-- Source document --

• • • • •

3.1 K-means clustering

K-means is popular for cluster analysis in data mining due to its efficiency and simple implementation (Anil 2010; Likas et al. 2003). The k-means clustering aims to partition n observations into k clusters, in which each data point is assigned to the cluster with the nearest mean, thus serving as the centroid of the cluster (Hartigan and Wong 1979).

The brief implementation process of K-means is as follows:

  1. (1)

    Predetermined initial clustering center;

  2. (2)

    Calculating the distance between each point and the initial clustering center (dk) and determining a preliminary classification (MacQueen 1967);

  3. (3)

    Reacquiring the cluster centers of each new category and calculating the distance, and iterating repeatedly until the following equation is satisfied:

    $$ \frac{{\left| {{\text{u}}_{{{\text{n}} + 1}} - u_{n} } \right|}}{{u_{n + 1} }} \le \varepsilon $$
    (1)

    where un+1 represents the sum of squares of distances from each point to the cluster center after the nth clustering; \(\varepsilon\) represents the precision value.

• • • • •

-- Short problem 1 --
Transcribe everything in the K-means clustering excerpt from "K-means is popular" down to "and Wong 1979).".
-- Short problem 2 --
Answer these questions from the K-means clustering excerpt:
(a) Which two qualities make K-means popular for cluster analysis in data mining?
(b) What is predetermined in the first step of the implementation process?
(c) What does ε represent in the stopping condition?
These records have no connection to the K-means clustering excerpt.

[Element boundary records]
• • • • •

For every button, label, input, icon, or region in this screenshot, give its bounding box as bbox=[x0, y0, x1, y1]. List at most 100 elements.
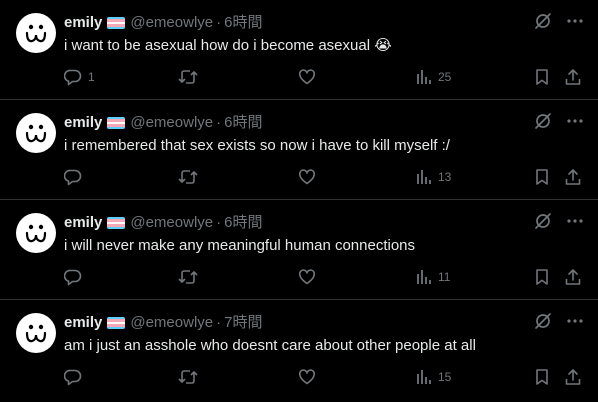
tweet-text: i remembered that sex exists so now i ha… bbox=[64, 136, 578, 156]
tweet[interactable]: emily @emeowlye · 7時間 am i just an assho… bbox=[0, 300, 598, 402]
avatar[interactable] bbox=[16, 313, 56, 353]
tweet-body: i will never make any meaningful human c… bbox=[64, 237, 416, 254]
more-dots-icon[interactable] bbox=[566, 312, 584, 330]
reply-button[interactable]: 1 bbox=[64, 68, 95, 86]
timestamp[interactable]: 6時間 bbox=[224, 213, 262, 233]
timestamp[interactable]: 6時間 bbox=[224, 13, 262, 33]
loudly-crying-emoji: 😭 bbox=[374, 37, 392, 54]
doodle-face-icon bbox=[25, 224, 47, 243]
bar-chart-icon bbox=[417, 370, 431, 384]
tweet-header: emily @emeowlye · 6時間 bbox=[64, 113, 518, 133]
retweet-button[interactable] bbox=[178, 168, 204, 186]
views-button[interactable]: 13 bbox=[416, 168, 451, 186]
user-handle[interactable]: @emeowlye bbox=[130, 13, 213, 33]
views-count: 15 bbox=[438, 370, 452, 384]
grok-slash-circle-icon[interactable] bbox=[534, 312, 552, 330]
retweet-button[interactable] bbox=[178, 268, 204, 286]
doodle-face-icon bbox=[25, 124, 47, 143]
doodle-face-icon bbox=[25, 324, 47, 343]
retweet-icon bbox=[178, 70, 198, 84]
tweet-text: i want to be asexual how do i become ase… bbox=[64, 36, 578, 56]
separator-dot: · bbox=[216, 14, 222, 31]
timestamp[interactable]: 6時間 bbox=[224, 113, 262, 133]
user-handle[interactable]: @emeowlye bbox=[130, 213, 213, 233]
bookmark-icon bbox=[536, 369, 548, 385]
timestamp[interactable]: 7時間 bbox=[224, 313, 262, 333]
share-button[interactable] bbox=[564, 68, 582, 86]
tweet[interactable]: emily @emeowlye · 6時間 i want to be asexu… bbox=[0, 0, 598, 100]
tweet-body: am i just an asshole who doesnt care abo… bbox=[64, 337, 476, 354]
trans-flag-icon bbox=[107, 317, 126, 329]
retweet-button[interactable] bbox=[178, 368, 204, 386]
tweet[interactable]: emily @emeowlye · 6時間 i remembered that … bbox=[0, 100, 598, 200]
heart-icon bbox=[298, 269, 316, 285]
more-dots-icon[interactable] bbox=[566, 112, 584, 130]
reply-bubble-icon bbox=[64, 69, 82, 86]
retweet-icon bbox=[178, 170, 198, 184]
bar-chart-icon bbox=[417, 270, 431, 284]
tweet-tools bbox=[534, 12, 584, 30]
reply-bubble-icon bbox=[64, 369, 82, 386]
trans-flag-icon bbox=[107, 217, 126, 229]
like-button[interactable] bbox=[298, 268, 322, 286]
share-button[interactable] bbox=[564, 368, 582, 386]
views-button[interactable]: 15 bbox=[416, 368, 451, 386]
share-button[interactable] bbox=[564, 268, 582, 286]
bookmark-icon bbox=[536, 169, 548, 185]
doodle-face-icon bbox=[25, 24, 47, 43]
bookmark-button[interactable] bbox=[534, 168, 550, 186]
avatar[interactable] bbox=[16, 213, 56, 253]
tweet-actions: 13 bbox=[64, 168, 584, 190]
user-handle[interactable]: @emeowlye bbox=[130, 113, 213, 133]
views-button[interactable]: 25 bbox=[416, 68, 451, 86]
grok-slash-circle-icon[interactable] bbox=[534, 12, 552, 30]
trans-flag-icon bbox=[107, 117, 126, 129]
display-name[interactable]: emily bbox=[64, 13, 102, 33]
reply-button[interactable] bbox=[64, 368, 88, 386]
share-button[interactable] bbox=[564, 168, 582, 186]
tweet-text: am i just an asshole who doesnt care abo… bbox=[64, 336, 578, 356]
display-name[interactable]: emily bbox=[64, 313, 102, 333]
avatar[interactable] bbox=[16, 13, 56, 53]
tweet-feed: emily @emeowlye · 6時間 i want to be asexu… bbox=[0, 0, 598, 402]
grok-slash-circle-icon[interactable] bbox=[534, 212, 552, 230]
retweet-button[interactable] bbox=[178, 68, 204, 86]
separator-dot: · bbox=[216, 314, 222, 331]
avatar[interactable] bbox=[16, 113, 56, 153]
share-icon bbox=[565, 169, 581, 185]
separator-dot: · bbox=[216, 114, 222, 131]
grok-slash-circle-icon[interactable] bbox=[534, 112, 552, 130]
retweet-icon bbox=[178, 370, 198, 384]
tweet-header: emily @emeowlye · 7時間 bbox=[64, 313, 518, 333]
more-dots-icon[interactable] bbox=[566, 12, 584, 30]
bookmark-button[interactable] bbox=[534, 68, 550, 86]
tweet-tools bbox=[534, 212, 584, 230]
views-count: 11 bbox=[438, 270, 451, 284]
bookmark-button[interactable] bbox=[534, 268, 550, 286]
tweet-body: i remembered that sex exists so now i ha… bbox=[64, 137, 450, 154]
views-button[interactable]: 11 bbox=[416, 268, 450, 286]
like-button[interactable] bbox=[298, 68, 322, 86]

• • • • •

-- Right answer 1 --
K-means is popular for cluster analysis in data mining due to its efficiency and simple implementation (Anil 2010; Likas et al. 2003). The k-means clustering aims to partition n observations into k clusters, in which each data point is assigned to the cluster with the nearest mean, thus serving as the centroid of the cluster (Hartigan and Wong 1979).

-- Right answer 2 --
(a) Its efficiency and simple implementation.
(b) The initial clustering center.
(c) The precision value.